» SUPPLIED DATA:
— Begin —
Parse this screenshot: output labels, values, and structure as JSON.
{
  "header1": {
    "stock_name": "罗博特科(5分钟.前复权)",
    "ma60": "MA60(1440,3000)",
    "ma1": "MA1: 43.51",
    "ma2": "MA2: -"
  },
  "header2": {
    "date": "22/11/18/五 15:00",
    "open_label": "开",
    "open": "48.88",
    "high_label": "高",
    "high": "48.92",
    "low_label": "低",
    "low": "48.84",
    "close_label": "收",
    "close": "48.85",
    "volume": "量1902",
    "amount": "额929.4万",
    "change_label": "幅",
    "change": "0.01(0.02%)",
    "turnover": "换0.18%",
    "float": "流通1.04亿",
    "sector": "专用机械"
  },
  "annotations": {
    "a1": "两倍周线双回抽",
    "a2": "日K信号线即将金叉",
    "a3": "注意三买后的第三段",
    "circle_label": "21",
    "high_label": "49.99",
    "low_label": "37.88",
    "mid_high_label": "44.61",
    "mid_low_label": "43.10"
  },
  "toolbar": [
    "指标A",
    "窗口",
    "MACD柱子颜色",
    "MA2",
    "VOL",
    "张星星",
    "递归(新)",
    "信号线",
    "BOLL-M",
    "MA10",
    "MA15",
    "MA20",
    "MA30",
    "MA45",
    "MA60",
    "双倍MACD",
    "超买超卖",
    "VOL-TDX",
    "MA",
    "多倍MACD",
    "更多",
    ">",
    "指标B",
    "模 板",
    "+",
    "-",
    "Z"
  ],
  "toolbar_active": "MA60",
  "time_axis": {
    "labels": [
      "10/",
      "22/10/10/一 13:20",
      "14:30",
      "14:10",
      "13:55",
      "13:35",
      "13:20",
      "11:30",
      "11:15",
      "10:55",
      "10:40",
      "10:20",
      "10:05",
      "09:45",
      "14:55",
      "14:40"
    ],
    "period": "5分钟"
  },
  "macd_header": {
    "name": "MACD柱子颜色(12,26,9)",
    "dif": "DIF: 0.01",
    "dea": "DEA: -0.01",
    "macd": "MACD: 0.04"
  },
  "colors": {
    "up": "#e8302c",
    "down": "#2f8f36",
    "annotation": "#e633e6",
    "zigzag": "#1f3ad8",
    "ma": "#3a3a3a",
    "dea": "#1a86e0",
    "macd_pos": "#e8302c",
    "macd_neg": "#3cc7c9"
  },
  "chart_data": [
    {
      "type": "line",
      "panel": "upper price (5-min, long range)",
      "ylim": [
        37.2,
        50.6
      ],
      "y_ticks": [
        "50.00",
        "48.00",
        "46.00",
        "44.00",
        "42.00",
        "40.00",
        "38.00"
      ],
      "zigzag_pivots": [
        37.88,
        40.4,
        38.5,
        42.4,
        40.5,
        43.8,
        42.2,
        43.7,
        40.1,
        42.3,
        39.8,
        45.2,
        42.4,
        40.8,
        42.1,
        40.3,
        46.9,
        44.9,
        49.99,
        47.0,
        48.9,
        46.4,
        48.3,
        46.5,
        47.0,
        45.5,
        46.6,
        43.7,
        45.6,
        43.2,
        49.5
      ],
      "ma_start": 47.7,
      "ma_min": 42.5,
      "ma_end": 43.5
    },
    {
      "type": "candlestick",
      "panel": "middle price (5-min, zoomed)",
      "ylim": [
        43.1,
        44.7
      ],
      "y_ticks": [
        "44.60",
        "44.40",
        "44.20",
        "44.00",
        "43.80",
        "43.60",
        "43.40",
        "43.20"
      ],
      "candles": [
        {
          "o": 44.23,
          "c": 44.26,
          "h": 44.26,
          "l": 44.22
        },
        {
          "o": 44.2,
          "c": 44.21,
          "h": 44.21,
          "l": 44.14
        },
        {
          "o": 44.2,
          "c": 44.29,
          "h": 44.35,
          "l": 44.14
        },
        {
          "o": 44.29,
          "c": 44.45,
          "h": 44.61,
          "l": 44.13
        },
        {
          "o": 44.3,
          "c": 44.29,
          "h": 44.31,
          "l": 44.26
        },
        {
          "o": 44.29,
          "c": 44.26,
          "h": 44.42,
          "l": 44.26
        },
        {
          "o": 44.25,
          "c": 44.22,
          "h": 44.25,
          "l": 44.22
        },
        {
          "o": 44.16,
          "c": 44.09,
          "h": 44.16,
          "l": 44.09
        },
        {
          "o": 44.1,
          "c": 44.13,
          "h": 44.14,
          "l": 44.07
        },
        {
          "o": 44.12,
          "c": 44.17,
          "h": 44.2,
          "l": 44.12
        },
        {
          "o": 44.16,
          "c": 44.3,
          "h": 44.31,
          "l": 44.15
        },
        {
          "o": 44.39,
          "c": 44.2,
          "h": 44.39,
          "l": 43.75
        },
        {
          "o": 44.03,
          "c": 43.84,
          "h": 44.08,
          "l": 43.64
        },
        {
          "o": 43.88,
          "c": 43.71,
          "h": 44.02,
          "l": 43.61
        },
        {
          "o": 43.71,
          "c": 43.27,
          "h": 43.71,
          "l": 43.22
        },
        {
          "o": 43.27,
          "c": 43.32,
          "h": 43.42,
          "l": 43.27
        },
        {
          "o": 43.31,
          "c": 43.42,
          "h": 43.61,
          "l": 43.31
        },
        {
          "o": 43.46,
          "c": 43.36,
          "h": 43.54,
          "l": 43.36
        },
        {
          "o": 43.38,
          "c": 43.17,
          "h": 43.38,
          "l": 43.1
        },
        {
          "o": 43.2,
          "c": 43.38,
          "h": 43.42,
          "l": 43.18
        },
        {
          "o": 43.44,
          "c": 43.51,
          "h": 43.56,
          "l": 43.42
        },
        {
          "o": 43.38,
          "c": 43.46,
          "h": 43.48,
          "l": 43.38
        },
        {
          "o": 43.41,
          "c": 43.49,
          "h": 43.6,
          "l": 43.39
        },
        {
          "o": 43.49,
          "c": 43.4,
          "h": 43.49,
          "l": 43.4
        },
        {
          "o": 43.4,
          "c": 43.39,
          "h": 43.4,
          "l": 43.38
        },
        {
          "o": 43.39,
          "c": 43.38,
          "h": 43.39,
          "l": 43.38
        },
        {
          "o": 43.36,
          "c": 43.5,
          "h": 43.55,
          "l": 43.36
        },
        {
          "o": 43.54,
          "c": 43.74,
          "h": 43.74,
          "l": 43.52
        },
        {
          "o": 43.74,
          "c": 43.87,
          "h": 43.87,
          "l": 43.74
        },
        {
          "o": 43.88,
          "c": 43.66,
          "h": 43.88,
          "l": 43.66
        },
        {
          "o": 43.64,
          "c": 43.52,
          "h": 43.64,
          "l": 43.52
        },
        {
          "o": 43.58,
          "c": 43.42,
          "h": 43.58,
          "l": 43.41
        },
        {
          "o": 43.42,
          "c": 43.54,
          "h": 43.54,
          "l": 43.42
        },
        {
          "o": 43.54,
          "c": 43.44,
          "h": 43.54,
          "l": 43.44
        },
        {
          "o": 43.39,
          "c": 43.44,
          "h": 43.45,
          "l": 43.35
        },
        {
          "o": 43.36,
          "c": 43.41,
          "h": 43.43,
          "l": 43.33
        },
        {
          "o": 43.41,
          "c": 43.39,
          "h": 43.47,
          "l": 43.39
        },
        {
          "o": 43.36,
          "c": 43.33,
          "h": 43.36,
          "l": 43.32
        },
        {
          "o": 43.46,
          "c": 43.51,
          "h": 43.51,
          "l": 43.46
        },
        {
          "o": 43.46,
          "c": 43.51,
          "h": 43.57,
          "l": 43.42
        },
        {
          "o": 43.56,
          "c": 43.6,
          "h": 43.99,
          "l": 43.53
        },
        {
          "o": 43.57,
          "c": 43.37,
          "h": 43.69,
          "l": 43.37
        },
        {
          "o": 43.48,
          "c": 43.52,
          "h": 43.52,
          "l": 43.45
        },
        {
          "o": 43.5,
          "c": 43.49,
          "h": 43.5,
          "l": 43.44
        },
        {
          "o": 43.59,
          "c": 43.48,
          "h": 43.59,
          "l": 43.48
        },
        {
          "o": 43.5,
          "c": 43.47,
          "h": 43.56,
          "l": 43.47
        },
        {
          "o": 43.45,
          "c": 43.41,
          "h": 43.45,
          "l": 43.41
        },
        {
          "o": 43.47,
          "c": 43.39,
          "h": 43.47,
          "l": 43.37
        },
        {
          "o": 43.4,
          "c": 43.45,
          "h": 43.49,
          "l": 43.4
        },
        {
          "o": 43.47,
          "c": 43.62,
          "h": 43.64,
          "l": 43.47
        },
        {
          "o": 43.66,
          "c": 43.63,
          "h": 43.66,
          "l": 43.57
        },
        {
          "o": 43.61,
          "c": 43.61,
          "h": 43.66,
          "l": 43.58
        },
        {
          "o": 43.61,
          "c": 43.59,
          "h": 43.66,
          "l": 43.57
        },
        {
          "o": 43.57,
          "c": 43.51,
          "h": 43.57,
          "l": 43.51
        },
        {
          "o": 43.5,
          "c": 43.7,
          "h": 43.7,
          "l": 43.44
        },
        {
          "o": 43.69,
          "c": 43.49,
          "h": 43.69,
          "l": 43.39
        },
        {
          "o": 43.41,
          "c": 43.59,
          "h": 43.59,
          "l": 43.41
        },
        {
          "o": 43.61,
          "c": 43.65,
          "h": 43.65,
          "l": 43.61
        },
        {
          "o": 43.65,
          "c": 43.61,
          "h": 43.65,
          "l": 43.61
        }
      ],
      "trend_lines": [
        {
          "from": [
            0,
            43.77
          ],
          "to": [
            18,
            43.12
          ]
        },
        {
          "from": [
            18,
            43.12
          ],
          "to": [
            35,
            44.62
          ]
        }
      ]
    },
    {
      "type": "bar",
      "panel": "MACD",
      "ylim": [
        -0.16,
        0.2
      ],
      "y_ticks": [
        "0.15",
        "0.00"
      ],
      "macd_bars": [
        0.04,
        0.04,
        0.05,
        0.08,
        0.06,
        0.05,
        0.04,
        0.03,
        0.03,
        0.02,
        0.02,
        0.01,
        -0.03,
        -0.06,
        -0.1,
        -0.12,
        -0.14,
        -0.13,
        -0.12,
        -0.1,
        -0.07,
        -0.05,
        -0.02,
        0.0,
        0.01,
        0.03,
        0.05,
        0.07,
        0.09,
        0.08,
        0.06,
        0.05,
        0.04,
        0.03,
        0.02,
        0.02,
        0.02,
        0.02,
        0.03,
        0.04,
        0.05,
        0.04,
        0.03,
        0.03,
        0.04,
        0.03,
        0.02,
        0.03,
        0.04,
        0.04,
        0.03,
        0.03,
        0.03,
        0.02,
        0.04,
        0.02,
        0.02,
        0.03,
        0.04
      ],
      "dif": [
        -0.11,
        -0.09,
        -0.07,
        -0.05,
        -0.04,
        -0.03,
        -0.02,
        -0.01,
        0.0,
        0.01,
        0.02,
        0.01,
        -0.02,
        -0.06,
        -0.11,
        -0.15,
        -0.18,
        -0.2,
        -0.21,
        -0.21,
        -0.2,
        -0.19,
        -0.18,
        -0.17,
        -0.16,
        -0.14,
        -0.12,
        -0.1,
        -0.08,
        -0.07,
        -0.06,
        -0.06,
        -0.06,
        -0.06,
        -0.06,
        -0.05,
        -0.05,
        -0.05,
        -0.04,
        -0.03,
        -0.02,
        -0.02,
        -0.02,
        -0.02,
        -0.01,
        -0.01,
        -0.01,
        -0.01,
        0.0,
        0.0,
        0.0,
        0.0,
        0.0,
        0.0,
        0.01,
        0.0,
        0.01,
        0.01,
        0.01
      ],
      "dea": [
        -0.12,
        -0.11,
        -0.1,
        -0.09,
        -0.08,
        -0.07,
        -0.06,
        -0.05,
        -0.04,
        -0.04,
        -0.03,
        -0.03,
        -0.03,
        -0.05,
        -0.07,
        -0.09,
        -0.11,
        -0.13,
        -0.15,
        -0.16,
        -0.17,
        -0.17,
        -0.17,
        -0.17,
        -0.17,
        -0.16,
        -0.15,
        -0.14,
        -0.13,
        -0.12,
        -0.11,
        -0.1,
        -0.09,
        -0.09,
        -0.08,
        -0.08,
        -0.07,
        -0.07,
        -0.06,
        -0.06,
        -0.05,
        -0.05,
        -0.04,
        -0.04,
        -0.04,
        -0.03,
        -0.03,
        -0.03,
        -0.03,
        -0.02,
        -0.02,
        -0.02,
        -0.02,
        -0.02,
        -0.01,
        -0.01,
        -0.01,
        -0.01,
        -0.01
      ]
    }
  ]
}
— End —
» REQUIRED TASK: Using the listing, copy every line where the word "labels" shows up.

» RESULT OF THIS EXERCISE:
Parse this screenshot: output labels, values, and structure as JSON.
    "labels": [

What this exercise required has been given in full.